### THE EXERCISE
Copy out every line in the entries below that includes "name".

[Dataset entries on figures]
----------------------------------------

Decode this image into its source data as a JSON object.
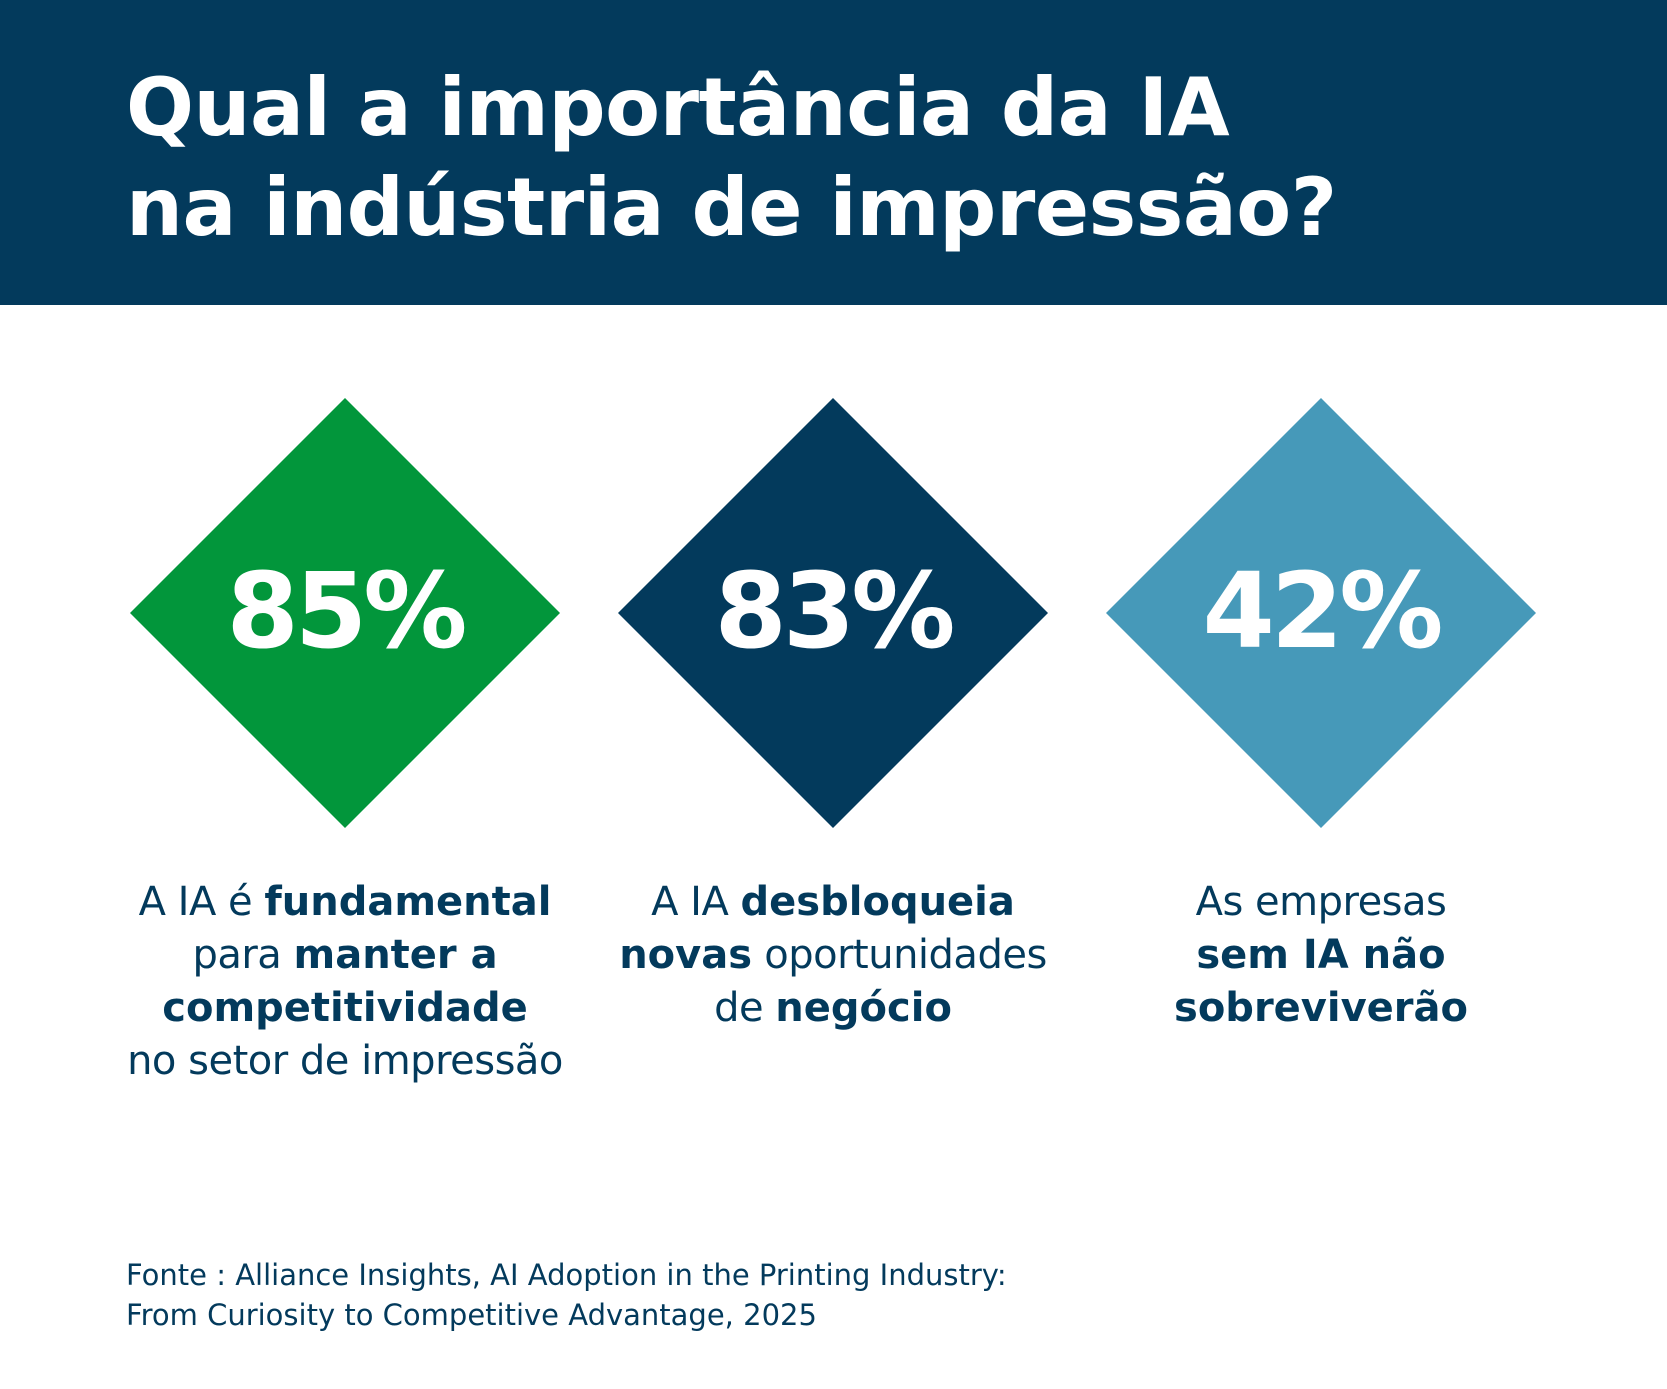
{
  "header": {
    "title_line1": "Qual a importância da IA",
    "title_line2": "na indústria de impressão?",
    "background_color": "#033a5c"
  },
  "stats": [
    {
      "value": "85%",
      "color": "#02963b",
      "caption": {
        "l1_a": "A IA é ",
        "l1_b": "fundamental",
        "l2_a": "para ",
        "l2_b": "manter a",
        "l3_b": "competitividade",
        "l4_a": "no setor de impressão"
      }
    },
    {
      "value": "83%",
      "color": "#033a5c",
      "caption": {
        "l1_a": "A IA ",
        "l1_b": "desbloqueia",
        "l2_b": "novas",
        "l2_a": " oportunidades",
        "l3_a": "de ",
        "l3_b": "negócio"
      }
    },
    {
      "value": "42%",
      "color": "#4699b9",
      "caption": {
        "l1_a": "As empresas",
        "l2_b": "sem IA não",
        "l3_b": "sobreviverão"
      }
    }
  ],
  "source": {
    "line1": "Fonte : Alliance Insights, AI Adoption in the Printing Industry:",
    "line2": "From Curiosity to Competitive Advantage, 2025"
  }
}
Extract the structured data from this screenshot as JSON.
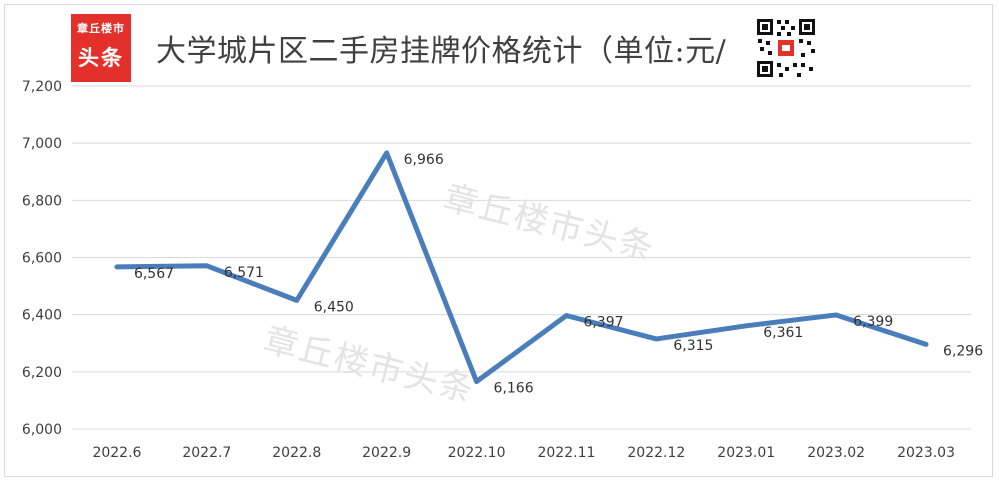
{
  "header": {
    "logo_line1": "章丘楼市",
    "logo_line2": "头条",
    "title": "大学城片区二手房挂牌价格统计（单位:元/"
  },
  "watermark": [
    "章丘楼市头条",
    "章丘楼市头条"
  ],
  "colors": {
    "line": "#4a7ebb",
    "grid": "#d9d9d9",
    "logo": "#e4302a",
    "text": "#404040"
  },
  "chart_data": {
    "type": "line",
    "title": "大学城片区二手房挂牌价格统计（单位:元/",
    "categories": [
      "2022.6",
      "2022.7",
      "2022.8",
      "2022.9",
      "2022.10",
      "2022.11",
      "2022.12",
      "2023.01",
      "2023.02",
      "2023.03"
    ],
    "values": [
      6567,
      6571,
      6450,
      6966,
      6166,
      6397,
      6315,
      6361,
      6399,
      6296
    ],
    "data_labels": [
      "6,567",
      "6,571",
      "6,450",
      "6,966",
      "6,166",
      "6,397",
      "6,315",
      "6,361",
      "6,399",
      "6,296"
    ],
    "y_ticks": [
      6000,
      6200,
      6400,
      6600,
      6800,
      7000,
      7200
    ],
    "y_tick_labels": [
      "6,000",
      "6,200",
      "6,400",
      "6,600",
      "6,800",
      "7,000",
      "7,200"
    ],
    "ylim": [
      6000,
      7200
    ],
    "grid": true,
    "legend": "none"
  }
}
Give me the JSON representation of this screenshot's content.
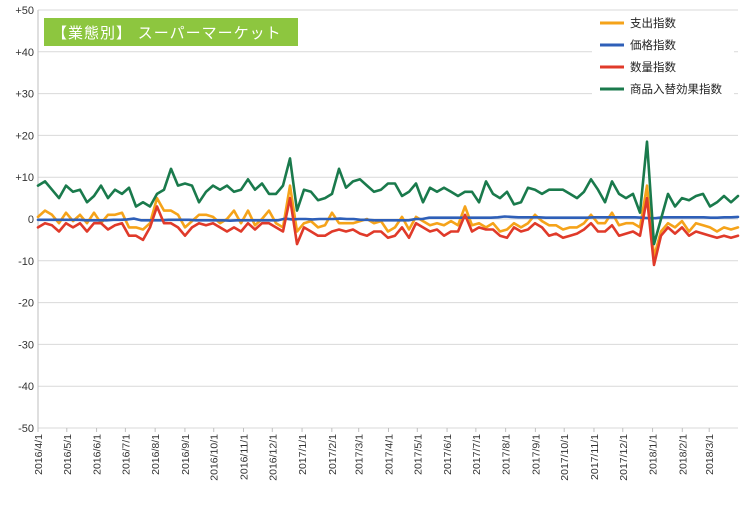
{
  "colors": {
    "title_bg": "#8DC63F",
    "grid": "#d9d9d9",
    "axis": "#bfbfbf"
  },
  "chart_data": {
    "type": "line",
    "title": "【業態別】 スーパーマーケット",
    "ylim": [
      -50,
      50
    ],
    "yticks": [
      "+50",
      "+40",
      "+30",
      "+20",
      "+10",
      "0",
      "-10",
      "-20",
      "-30",
      "-40",
      "-50"
    ],
    "ytick_values": [
      50,
      40,
      30,
      20,
      10,
      0,
      -10,
      -20,
      -30,
      -40,
      -50
    ],
    "x_start": "2016/4/1",
    "x_end": "2018/3/31",
    "xticks": [
      "2016/4/1",
      "2016/5/1",
      "2016/6/1",
      "2016/7/1",
      "2016/8/1",
      "2016/9/1",
      "2016/10/1",
      "2016/11/1",
      "2016/12/1",
      "2017/1/1",
      "2017/2/1",
      "2017/3/1",
      "2017/4/1",
      "2017/5/1",
      "2017/6/1",
      "2017/7/1",
      "2017/8/1",
      "2017/9/1",
      "2017/10/1",
      "2017/11/1",
      "2017/12/1",
      "2018/1/1",
      "2018/2/1",
      "2018/3/1"
    ],
    "grid": true,
    "legend_position": "top-right",
    "series": [
      {
        "name": "支出指数",
        "color": "#F5A31A",
        "values": [
          0.5,
          2,
          1,
          -1,
          1.5,
          -0.5,
          1,
          -1,
          1.5,
          -1,
          1,
          1,
          1.5,
          -2,
          -2,
          -2.5,
          -1,
          5,
          2,
          2,
          1,
          -2,
          -0.5,
          1,
          1,
          0.5,
          -1,
          0,
          2,
          -1,
          2,
          -1.5,
          0,
          2,
          -1,
          -2,
          8,
          -3,
          -1,
          -0.5,
          -2,
          -1.5,
          1.5,
          -1,
          -1,
          -1,
          -0.5,
          0,
          -1,
          -0.5,
          -3,
          -2,
          0.5,
          -2.5,
          0.5,
          -0.5,
          -1.5,
          -1,
          -1.5,
          -0.5,
          -1.5,
          3,
          -1.5,
          -1,
          -2,
          -1,
          -3,
          -2.5,
          -1,
          -2,
          -1,
          1,
          -0.5,
          -1.5,
          -1.5,
          -2.5,
          -2,
          -2,
          -1,
          1,
          -1,
          -1,
          1.5,
          -1.5,
          -1,
          -1,
          -2,
          8,
          -9,
          -3,
          -1,
          -2,
          -0.5,
          -3,
          -1,
          -1.5,
          -2,
          -3,
          -2,
          -2.5,
          -2
        ],
        "labels_visible": false
      },
      {
        "name": "価格指数",
        "color": "#2E5FB8",
        "values": [
          -0.2,
          -0.2,
          -0.2,
          -0.2,
          -0.2,
          -0.2,
          -0.2,
          -0.3,
          -0.3,
          -0.3,
          -0.3,
          -0.2,
          -0.2,
          -0.1,
          0.1,
          -0.3,
          -0.3,
          -0.3,
          -0.3,
          -0.2,
          -0.2,
          -0.2,
          -0.2,
          -0.3,
          -0.3,
          -0.3,
          -0.3,
          -0.3,
          -0.4,
          -0.3,
          -0.3,
          -0.3,
          -0.3,
          -0.3,
          -0.3,
          -0.3,
          0.1,
          -0.1,
          0.0,
          0.0,
          -0.1,
          0.0,
          0.0,
          0.0,
          0.1,
          0.0,
          0.0,
          -0.2,
          -0.2,
          -0.3,
          -0.3,
          -0.3,
          -0.3,
          -0.3,
          -0.3,
          0.0,
          0.0,
          0.3,
          0.3,
          0.3,
          0.3,
          0.3,
          0.3,
          0.3,
          0.3,
          0.3,
          0.3,
          0.4,
          0.6,
          0.5,
          0.4,
          0.4,
          0.4,
          0.4,
          0.3,
          0.3,
          0.3,
          0.3,
          0.3,
          0.3,
          0.3,
          0.4,
          0.4,
          0.4,
          0.4,
          0.4,
          0.4,
          0.4,
          0.3,
          0.2,
          0.2,
          0.4,
          0.4,
          0.4,
          0.4,
          0.4,
          0.4,
          0.4,
          0.3,
          0.3,
          0.4,
          0.4,
          0.5
        ],
        "labels_visible": false
      },
      {
        "name": "数量指数",
        "color": "#E03A2A",
        "values": [
          -2,
          -1,
          -1.5,
          -3,
          -1,
          -2,
          -1,
          -3,
          -1,
          -1,
          -2.5,
          -1.5,
          -1,
          -4,
          -4,
          -5,
          -2,
          3,
          -1,
          -1,
          -2,
          -4,
          -2,
          -1,
          -1.5,
          -1,
          -2,
          -3,
          -2,
          -3,
          -1,
          -2.5,
          -1,
          -1,
          -2,
          -3,
          5,
          -6,
          -2,
          -3,
          -4,
          -4,
          -3,
          -2.5,
          -3,
          -2.5,
          -3.5,
          -4,
          -3,
          -3,
          -4.5,
          -4,
          -2,
          -4.5,
          -1,
          -2,
          -3,
          -2.5,
          -4,
          -3,
          -3,
          1,
          -3,
          -2,
          -2.5,
          -2.5,
          -4,
          -4.5,
          -2,
          -3,
          -2.5,
          -1,
          -2,
          -4,
          -3.5,
          -4.5,
          -4,
          -3.5,
          -2.5,
          -1,
          -3,
          -3,
          -1.5,
          -4,
          -3.5,
          -3,
          -4,
          5,
          -11,
          -4,
          -2,
          -3.5,
          -2,
          -4,
          -3,
          -3.5,
          -4,
          -4.5,
          -4,
          -4.5,
          -4
        ],
        "labels_visible": false
      },
      {
        "name": "商品入替効果指数",
        "color": "#1A7A4C",
        "values": [
          8,
          9,
          7,
          5,
          8,
          6.5,
          7,
          4,
          5.5,
          8,
          5,
          7,
          6,
          7.5,
          3,
          4,
          3,
          6,
          7,
          12,
          8,
          8.5,
          8,
          4,
          6.5,
          8,
          7,
          8,
          6.5,
          7,
          9.5,
          7,
          8.5,
          6,
          6,
          8,
          14.5,
          2,
          7,
          6.5,
          4.5,
          5,
          6,
          12,
          7.5,
          9,
          9.5,
          8,
          6.5,
          7,
          8.5,
          8.5,
          5.5,
          6.5,
          8.5,
          4,
          7.5,
          6.5,
          7.5,
          6.5,
          5.5,
          6.5,
          6.5,
          4,
          9,
          6,
          5,
          6.5,
          3.5,
          4,
          7.5,
          7,
          6,
          7,
          7,
          7,
          6,
          5,
          6.5,
          9.5,
          7,
          4,
          9,
          6,
          5,
          6,
          1.5,
          18.5,
          -6,
          0,
          6,
          3,
          5,
          4.5,
          5.5,
          6,
          3,
          4,
          5.5,
          4,
          5.5
        ],
        "labels_visible": false
      }
    ]
  }
}
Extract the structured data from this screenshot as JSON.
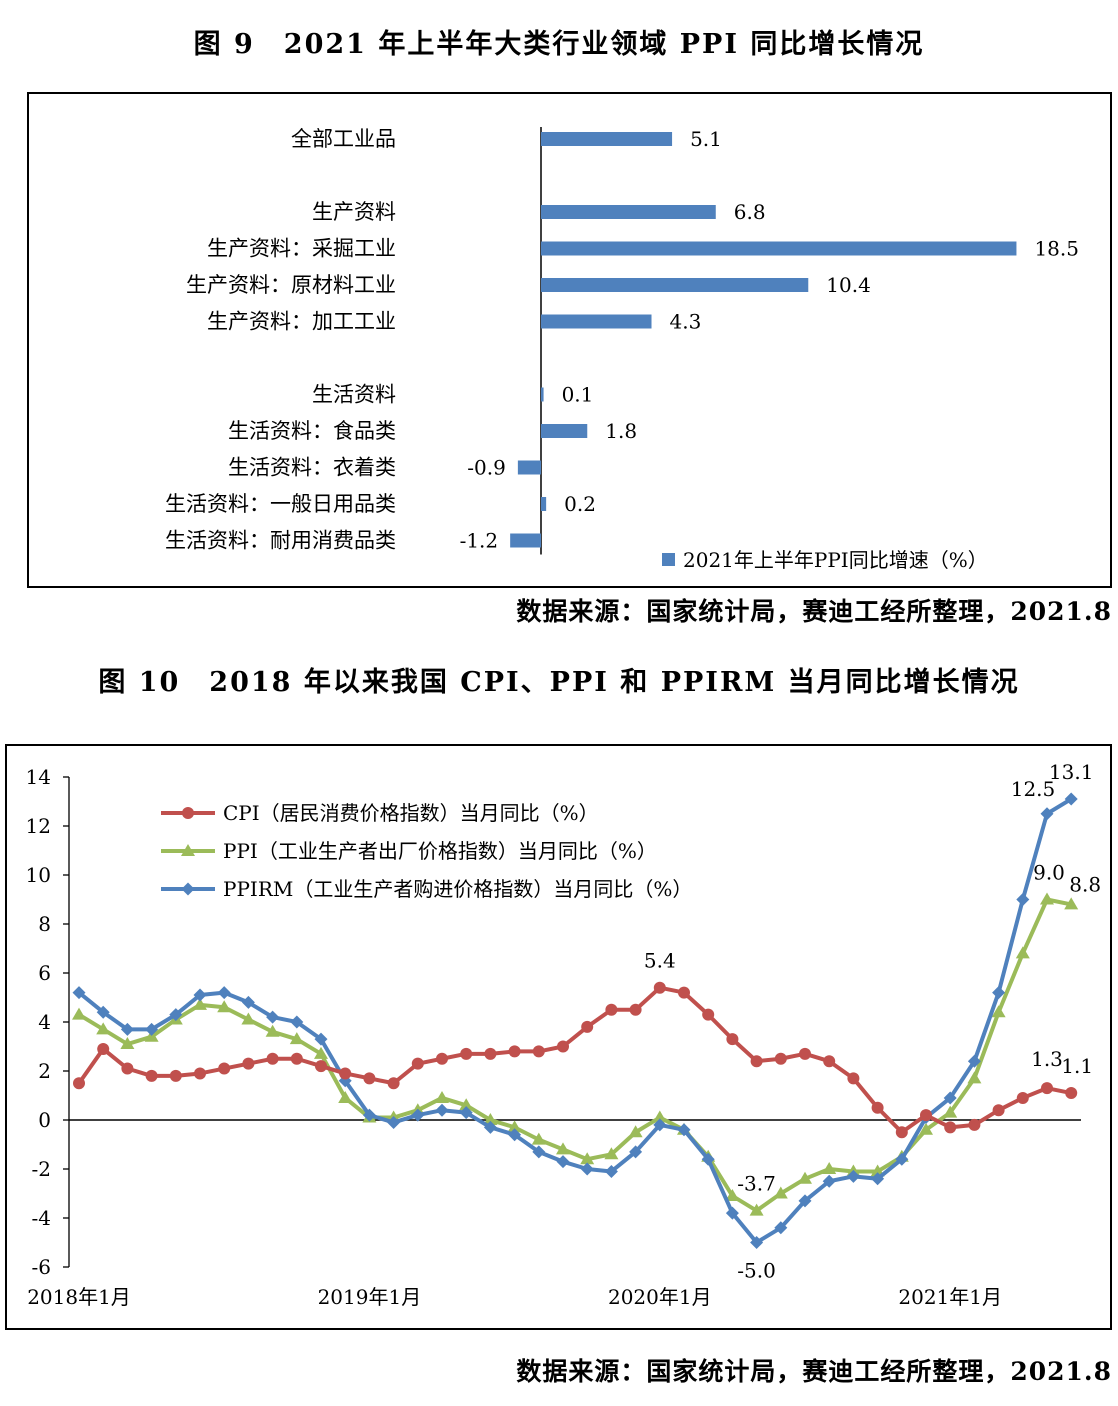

----------------------------------------

### THE RESPONSE
        "name": "支出指数",
        "name": "価格指数",
        "name": "数量指数",
        "name": "商品入替効果指数",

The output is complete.